-- Written task --
From the entries below, extract every line that includes the word "محمد".

-- Data items --
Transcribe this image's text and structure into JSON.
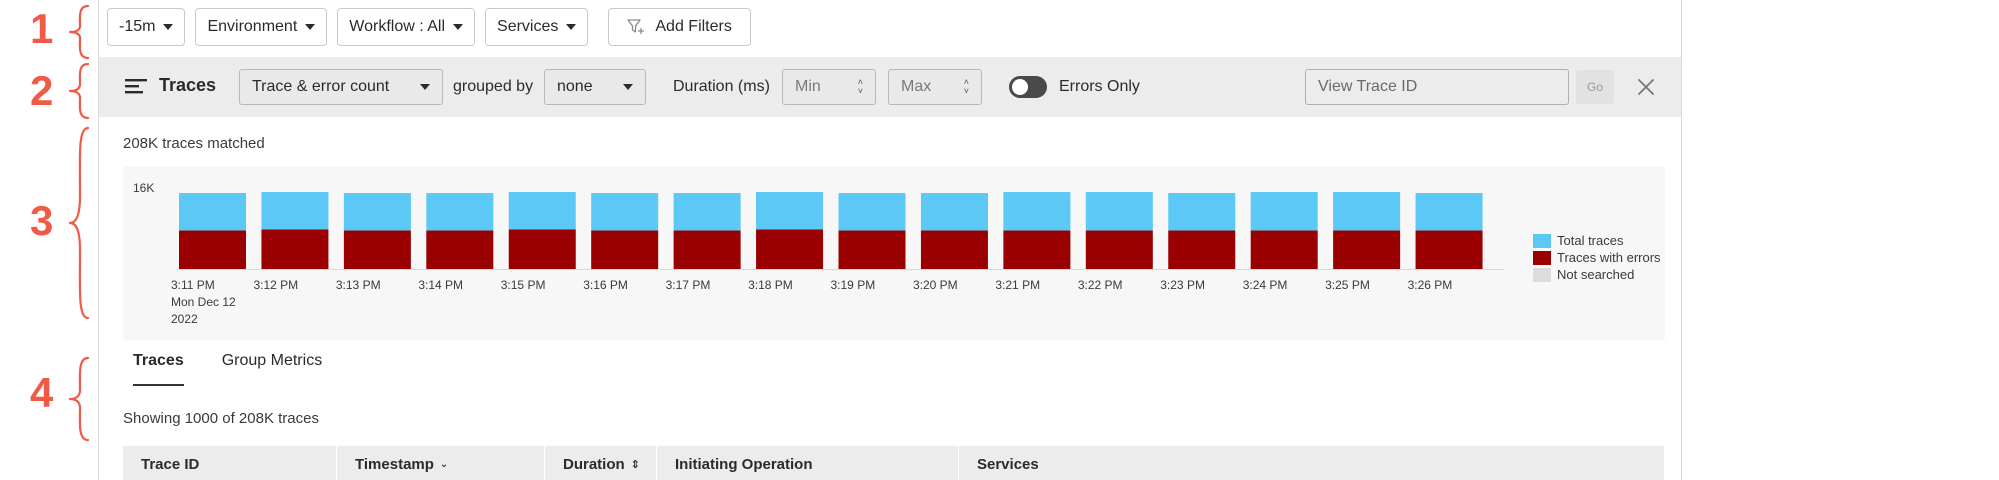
{
  "annotations": [
    "1",
    "2",
    "3",
    "4"
  ],
  "filters": {
    "time": "-15m",
    "environment": "Environment",
    "workflow": "Workflow : All",
    "services": "Services",
    "add_filters": "Add Filters"
  },
  "toolbar": {
    "title": "Traces",
    "metric": "Trace & error count",
    "grouped_by_label": "grouped by",
    "group_value": "none",
    "duration_label": "Duration (ms)",
    "min_placeholder": "Min",
    "max_placeholder": "Max",
    "errors_only_label": "Errors Only",
    "trace_id_placeholder": "View Trace ID",
    "go_label": "Go"
  },
  "summary": {
    "matched": "208K traces matched"
  },
  "chart_data": {
    "type": "bar",
    "stacked": true,
    "y_tick_labels": [
      "16K"
    ],
    "ylim": [
      0,
      16000
    ],
    "categories": [
      "3:11 PM",
      "3:12 PM",
      "3:13 PM",
      "3:14 PM",
      "3:15 PM",
      "3:16 PM",
      "3:17 PM",
      "3:18 PM",
      "3:19 PM",
      "3:20 PM",
      "3:21 PM",
      "3:22 PM",
      "3:23 PM",
      "3:24 PM",
      "3:25 PM",
      "3:26 PM"
    ],
    "first_tick_sublabel": [
      "Mon Dec 12",
      "2022"
    ],
    "series": [
      {
        "name": "Traces with errors",
        "color": "#9b0000",
        "values": [
          7600,
          7800,
          7600,
          7600,
          7800,
          7600,
          7600,
          7800,
          7600,
          7600,
          7600,
          7600,
          7600,
          7600,
          7600,
          7600
        ]
      },
      {
        "name": "Total traces",
        "color": "#5bc8f5",
        "values": [
          15000,
          15200,
          15000,
          15000,
          15200,
          15000,
          15000,
          15200,
          15000,
          15000,
          15200,
          15200,
          15000,
          15200,
          15200,
          15000
        ]
      }
    ],
    "legend": [
      {
        "name": "Total traces",
        "color": "#5bc8f5"
      },
      {
        "name": "Traces with errors",
        "color": "#9b0000"
      },
      {
        "name": "Not searched",
        "color": "#dcdcdc"
      }
    ],
    "legend_position": "right"
  },
  "tabs": [
    "Traces",
    "Group Metrics"
  ],
  "results": {
    "showing": "Showing 1000 of 208K traces"
  },
  "table": {
    "columns": [
      "Trace ID",
      "Timestamp",
      "Duration",
      "Initiating Operation",
      "Services"
    ]
  }
}
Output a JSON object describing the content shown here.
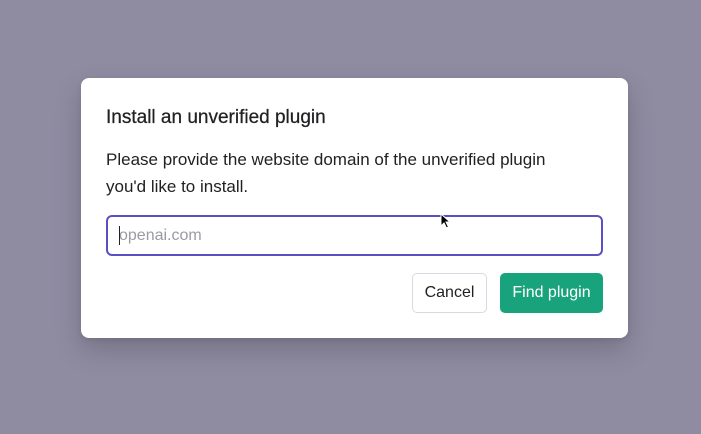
{
  "dialog": {
    "title": "Install an unverified plugin",
    "description": "Please provide the website domain of the unverified plugin you'd like to install.",
    "domain_input": {
      "value": "",
      "placeholder": "openai.com"
    },
    "cancel_label": "Cancel",
    "find_label": "Find plugin"
  },
  "colors": {
    "backdrop": "#8f8ca2",
    "input_focus_border": "#5b4fc4",
    "primary_button": "#19a37c"
  },
  "icons": {
    "mouse_pointer": "arrow-cursor-icon"
  }
}
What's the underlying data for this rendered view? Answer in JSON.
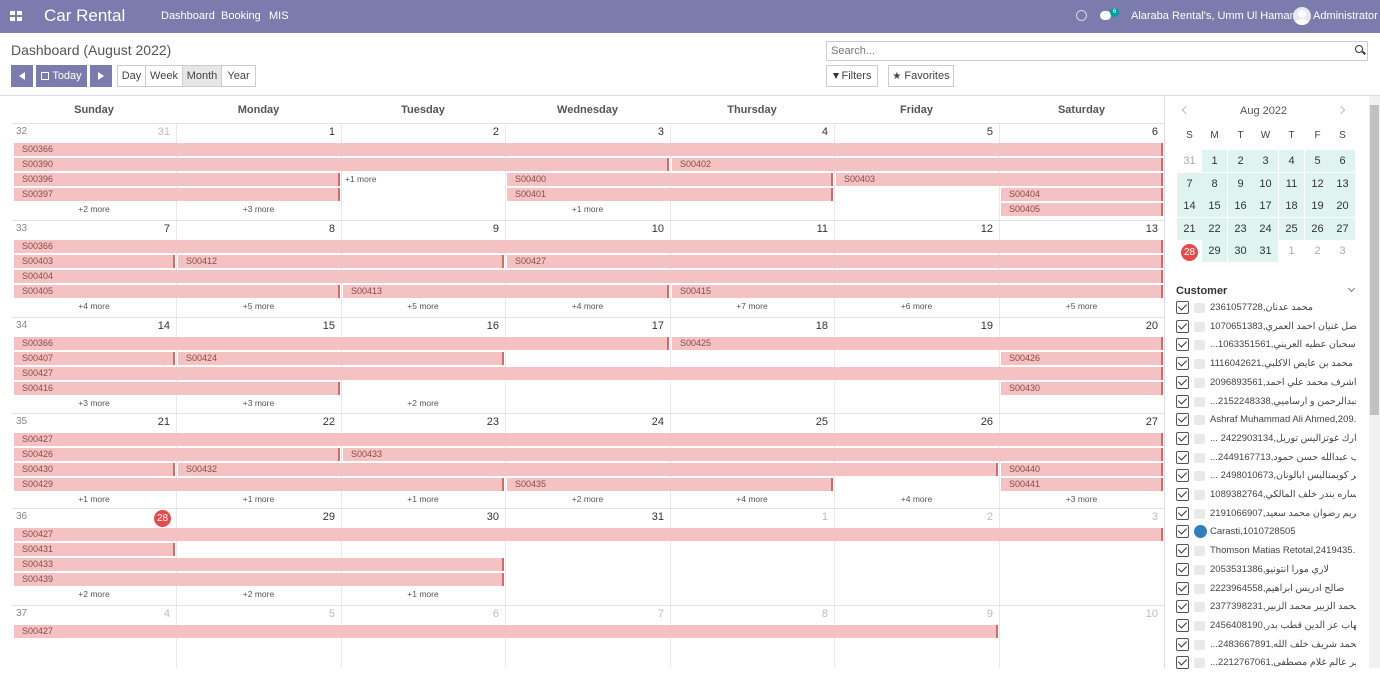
{
  "app": {
    "name": "Car Rental",
    "menu": [
      "Dashboard",
      "Booking",
      "MIS"
    ],
    "company": "Alaraba Rental's, Umm Ul Hamam",
    "user": "Administrator",
    "chat_count": "6",
    "accent": "#7c7bad"
  },
  "page": {
    "title": "Dashboard (August 2022)",
    "today_label": "Today",
    "views": [
      "Day",
      "Week",
      "Month",
      "Year"
    ],
    "active_view": "Month",
    "search_placeholder": "Search...",
    "filters_label": "Filters",
    "favorites_label": "Favorites"
  },
  "calendar": {
    "days": [
      "Sunday",
      "Monday",
      "Tuesday",
      "Wednesday",
      "Thursday",
      "Friday",
      "Saturday"
    ],
    "weeks": [
      {
        "num": "32",
        "dates": [
          "31",
          "1",
          "2",
          "3",
          "4",
          "5",
          "6"
        ],
        "muted": [
          0
        ],
        "today": -1,
        "events": [
          {
            "l": "S00366",
            "c": 0,
            "s": 7,
            "r": 0
          },
          {
            "l": "S00390",
            "c": 0,
            "s": 4,
            "r": 1
          },
          {
            "l": "S00402",
            "c": 4,
            "s": 3,
            "r": 1
          },
          {
            "l": "S00396",
            "c": 0,
            "s": 2,
            "r": 2
          },
          {
            "l": "S00400",
            "c": 3,
            "s": 2,
            "r": 2
          },
          {
            "l": "S00403",
            "c": 5,
            "s": 2,
            "r": 2
          },
          {
            "l": "S00397",
            "c": 0,
            "s": 2,
            "r": 3
          },
          {
            "l": "S00401",
            "c": 3,
            "s": 2,
            "r": 3
          },
          {
            "l": "S00404",
            "c": 6,
            "s": 1,
            "r": 3
          },
          {
            "l": "S00405",
            "c": 6,
            "s": 1,
            "r": 4
          }
        ],
        "more": [
          {
            "t": "+2 more",
            "c": 0,
            "r": 4
          },
          {
            "t": "+3 more",
            "c": 1,
            "r": 4
          },
          {
            "t": "+1 more",
            "c": 2,
            "r": 2
          },
          {
            "t": "+1 more",
            "c": 3,
            "r": 4
          }
        ]
      },
      {
        "num": "33",
        "dates": [
          "7",
          "8",
          "9",
          "10",
          "11",
          "12",
          "13"
        ],
        "muted": [],
        "today": -1,
        "events": [
          {
            "l": "S00366",
            "c": 0,
            "s": 7,
            "r": 0
          },
          {
            "l": "S00403",
            "c": 0,
            "s": 1,
            "r": 1
          },
          {
            "l": "S00412",
            "c": 1,
            "s": 2,
            "r": 1
          },
          {
            "l": "S00427",
            "c": 3,
            "s": 4,
            "r": 1
          },
          {
            "l": "S00404",
            "c": 0,
            "s": 7,
            "r": 2
          },
          {
            "l": "S00405",
            "c": 0,
            "s": 2,
            "r": 3
          },
          {
            "l": "S00413",
            "c": 2,
            "s": 2,
            "r": 3
          },
          {
            "l": "S00415",
            "c": 4,
            "s": 3,
            "r": 3
          }
        ],
        "more": [
          {
            "t": "+4 more",
            "c": 0,
            "r": 4
          },
          {
            "t": "+5 more",
            "c": 1,
            "r": 4
          },
          {
            "t": "+5 more",
            "c": 2,
            "r": 4
          },
          {
            "t": "+4 more",
            "c": 3,
            "r": 4
          },
          {
            "t": "+7 more",
            "c": 4,
            "r": 4
          },
          {
            "t": "+6 more",
            "c": 5,
            "r": 4
          },
          {
            "t": "+5 more",
            "c": 6,
            "r": 4
          }
        ]
      },
      {
        "num": "34",
        "dates": [
          "14",
          "15",
          "16",
          "17",
          "18",
          "19",
          "20"
        ],
        "muted": [],
        "today": -1,
        "events": [
          {
            "l": "S00366",
            "c": 0,
            "s": 4,
            "r": 0
          },
          {
            "l": "S00425",
            "c": 4,
            "s": 3,
            "r": 0
          },
          {
            "l": "S00407",
            "c": 0,
            "s": 1,
            "r": 1
          },
          {
            "l": "S00424",
            "c": 1,
            "s": 2,
            "r": 1
          },
          {
            "l": "S00426",
            "c": 6,
            "s": 1,
            "r": 1
          },
          {
            "l": "S00427",
            "c": 0,
            "s": 7,
            "r": 2
          },
          {
            "l": "S00416",
            "c": 0,
            "s": 2,
            "r": 3
          },
          {
            "l": "S00430",
            "c": 6,
            "s": 1,
            "r": 3
          }
        ],
        "more": [
          {
            "t": "+3 more",
            "c": 0,
            "r": 4
          },
          {
            "t": "+3 more",
            "c": 1,
            "r": 4
          },
          {
            "t": "+2 more",
            "c": 2,
            "r": 4
          }
        ]
      },
      {
        "num": "35",
        "dates": [
          "21",
          "22",
          "23",
          "24",
          "25",
          "26",
          "27"
        ],
        "muted": [],
        "today": -1,
        "events": [
          {
            "l": "S00427",
            "c": 0,
            "s": 7,
            "r": 0
          },
          {
            "l": "S00426",
            "c": 0,
            "s": 2,
            "r": 1
          },
          {
            "l": "S00433",
            "c": 2,
            "s": 5,
            "r": 1
          },
          {
            "l": "S00430",
            "c": 0,
            "s": 1,
            "r": 2
          },
          {
            "l": "S00432",
            "c": 1,
            "s": 5,
            "r": 2
          },
          {
            "l": "S00440",
            "c": 6,
            "s": 1,
            "r": 2
          },
          {
            "l": "S00429",
            "c": 0,
            "s": 3,
            "r": 3
          },
          {
            "l": "S00435",
            "c": 3,
            "s": 2,
            "r": 3
          },
          {
            "l": "S00441",
            "c": 6,
            "s": 1,
            "r": 3
          }
        ],
        "more": [
          {
            "t": "+1 more",
            "c": 0,
            "r": 4
          },
          {
            "t": "+1 more",
            "c": 1,
            "r": 4
          },
          {
            "t": "+1 more",
            "c": 2,
            "r": 4
          },
          {
            "t": "+2 more",
            "c": 3,
            "r": 4
          },
          {
            "t": "+4 more",
            "c": 4,
            "r": 4
          },
          {
            "t": "+4 more",
            "c": 5,
            "r": 4
          },
          {
            "t": "+3 more",
            "c": 6,
            "r": 4
          }
        ]
      },
      {
        "num": "36",
        "dates": [
          "28",
          "29",
          "30",
          "31",
          "1",
          "2",
          "3"
        ],
        "muted": [
          4,
          5,
          6
        ],
        "today": 0,
        "events": [
          {
            "l": "S00427",
            "c": 0,
            "s": 7,
            "r": 0
          },
          {
            "l": "S00431",
            "c": 0,
            "s": 1,
            "r": 1
          },
          {
            "l": "S00433",
            "c": 0,
            "s": 3,
            "r": 2
          },
          {
            "l": "S00439",
            "c": 0,
            "s": 3,
            "r": 3
          }
        ],
        "more": [
          {
            "t": "+2 more",
            "c": 0,
            "r": 4
          },
          {
            "t": "+2 more",
            "c": 1,
            "r": 4
          },
          {
            "t": "+1 more",
            "c": 2,
            "r": 4
          }
        ]
      },
      {
        "num": "37",
        "dates": [
          "4",
          "5",
          "6",
          "7",
          "8",
          "9",
          "10"
        ],
        "muted": [
          0,
          1,
          2,
          3,
          4,
          5,
          6
        ],
        "today": -1,
        "events": [
          {
            "l": "S00427",
            "c": 0,
            "s": 6,
            "r": 0
          }
        ],
        "more": []
      }
    ]
  },
  "mini": {
    "month": "Aug 2022",
    "dow": [
      "S",
      "M",
      "T",
      "W",
      "T",
      "F",
      "S"
    ],
    "rows": [
      [
        "31",
        "1",
        "2",
        "3",
        "4",
        "5",
        "6"
      ],
      [
        "7",
        "8",
        "9",
        "10",
        "11",
        "12",
        "13"
      ],
      [
        "14",
        "15",
        "16",
        "17",
        "18",
        "19",
        "20"
      ],
      [
        "21",
        "22",
        "23",
        "24",
        "25",
        "26",
        "27"
      ],
      [
        "28",
        "29",
        "30",
        "31",
        "1",
        "2",
        "3"
      ]
    ]
  },
  "customers": {
    "title": "Customer",
    "items": [
      "محمد عدنان,2361057728",
      "فيصل غنيان احمد العمري,1070651383",
      "...ل سحبان عطيه العريني,1063351561",
      "محمد بن عايض الاكلبي,1116042621",
      "اشرف محمد علي احمد,2096893561",
      "...ب عبدالرحمن و ارساميي,2152248338",
      "Ashraf Muhammad Ali Ahmed,209...",
      "... مارك غوتزاليس توريل,2422903134",
      "...يب عبدالله حسن حمود,2449167713",
      "... جر كويمناليس ابالونان,2498010673",
      "ساره بندر خلف المالكي,1089382764",
      "مريم رضوان محمد سعيد,2191066907",
      "Carasti,1010728505",
      "Thomson Matias Retotal,2419435...",
      "لاري مورا انتونيو,2053531386",
      "صالح ادريس ابراهيم,2223964558",
      "محمد الزبير محمد الزبير,2377398231",
      "ايهاب عز الدين قطب بدر,2456408190",
      "...د محمد شريف خلف الله,2483667891",
      "...نجير عالم غلام مصطفى,2212767061"
    ]
  }
}
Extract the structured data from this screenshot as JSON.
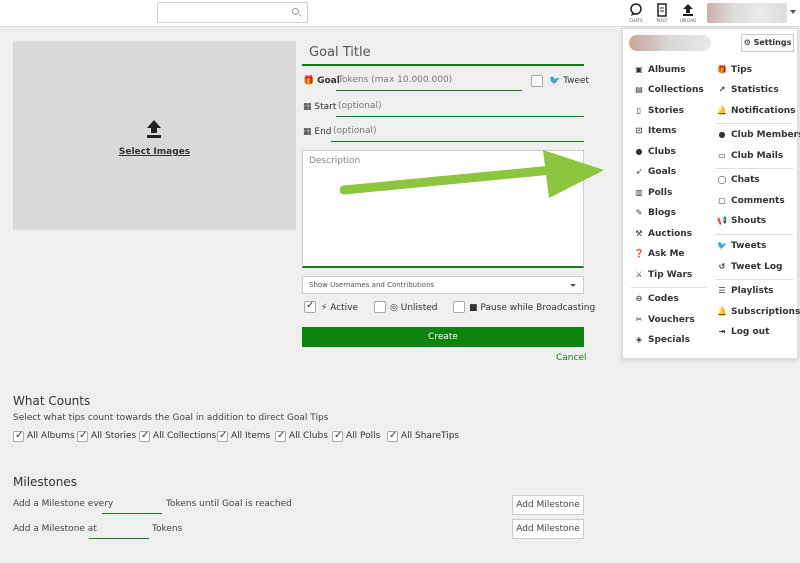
{
  "topbar": {
    "icons": [
      {
        "name": "chats",
        "label": "CHATS"
      },
      {
        "name": "post",
        "label": "POST"
      },
      {
        "name": "upload",
        "label": "UPLOAD"
      }
    ]
  },
  "image_box": {
    "select_label": "Select Images"
  },
  "form": {
    "title_placeholder": "Goal Title",
    "goal_label": "Goal",
    "goal_placeholder": "Tokens (max 10.000.000)",
    "tweet_label": "Tweet",
    "start_label": "Start",
    "start_placeholder": "(optional)",
    "end_label": "End",
    "end_placeholder": "(optional)",
    "description_placeholder": "Description",
    "visibility_select": "Show Usernames and Contributions",
    "active_label": "Active",
    "active_checked": true,
    "unlisted_label": "Unlisted",
    "pause_label": "Pause while Broadcasting",
    "create_label": "Create",
    "cancel_label": "Cancel"
  },
  "what_counts": {
    "title": "What Counts",
    "description": "Select what tips count towards the Goal in addition to direct Goal Tips",
    "options": [
      {
        "label": "All Albums",
        "checked": true
      },
      {
        "label": "All Stories",
        "checked": true
      },
      {
        "label": "All Collections",
        "checked": true
      },
      {
        "label": "All Items",
        "checked": true
      },
      {
        "label": "All Clubs",
        "checked": true
      },
      {
        "label": "All Polls",
        "checked": true
      },
      {
        "label": "All ShareTips",
        "checked": true
      }
    ]
  },
  "milestones": {
    "title": "Milestones",
    "row1_prefix": "Add a Milestone every",
    "row1_suffix": "Tokens until Goal is reached",
    "row2_prefix": "Add a Milestone at",
    "row2_suffix": "Tokens",
    "add_label": "Add Milestone"
  },
  "menu": {
    "settings_label": "Settings",
    "left_items": [
      {
        "label": "Albums",
        "icon": "album-icon"
      },
      {
        "label": "Collections",
        "icon": "collection-icon"
      },
      {
        "label": "Stories",
        "icon": "story-icon"
      },
      {
        "label": "Items",
        "icon": "cart-icon"
      },
      {
        "label": "Clubs",
        "icon": "users-icon"
      },
      {
        "label": "Goals",
        "icon": "rocket-icon"
      },
      {
        "label": "Polls",
        "icon": "poll-icon"
      },
      {
        "label": "Blogs",
        "icon": "pencil-icon"
      },
      {
        "label": "Auctions",
        "icon": "gavel-icon"
      },
      {
        "label": "Ask Me",
        "icon": "question-icon"
      },
      {
        "label": "Tip Wars",
        "icon": "swords-icon"
      },
      {
        "label": "Codes",
        "icon": "code-icon"
      },
      {
        "label": "Vouchers",
        "icon": "voucher-icon"
      },
      {
        "label": "Specials",
        "icon": "tag-icon"
      }
    ],
    "right_items": [
      {
        "label": "Tips",
        "icon": "gift-icon"
      },
      {
        "label": "Statistics",
        "icon": "chart-icon"
      },
      {
        "label": "Notifications",
        "icon": "bell-icon"
      },
      {
        "label": "Club Members",
        "icon": "members-icon"
      },
      {
        "label": "Club Mails",
        "icon": "mail-icon"
      },
      {
        "label": "Chats",
        "icon": "chat-icon"
      },
      {
        "label": "Comments",
        "icon": "comment-icon"
      },
      {
        "label": "Shouts",
        "icon": "megaphone-icon"
      },
      {
        "label": "Tweets",
        "icon": "twitter-icon"
      },
      {
        "label": "Tweet Log",
        "icon": "history-icon"
      },
      {
        "label": "Playlists",
        "icon": "playlist-icon"
      },
      {
        "label": "Subscriptions",
        "icon": "subscription-icon"
      },
      {
        "label": "Log out",
        "icon": "logout-icon"
      }
    ]
  },
  "colors": {
    "accent": "#0d820d",
    "highlight_arrow": "#8cc63f"
  }
}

-- Exercise answer --
      "محمد عدنان,2361057728",
      "محمد بن عايض الاكلبي,1116042621",
      "اشرف محمد علي احمد,2096893561",
      "مريم رضوان محمد سعيد,2191066907",
      "محمد الزبير محمد الزبير,2377398231",
      "...د محمد شريف خلف الله,2483667891",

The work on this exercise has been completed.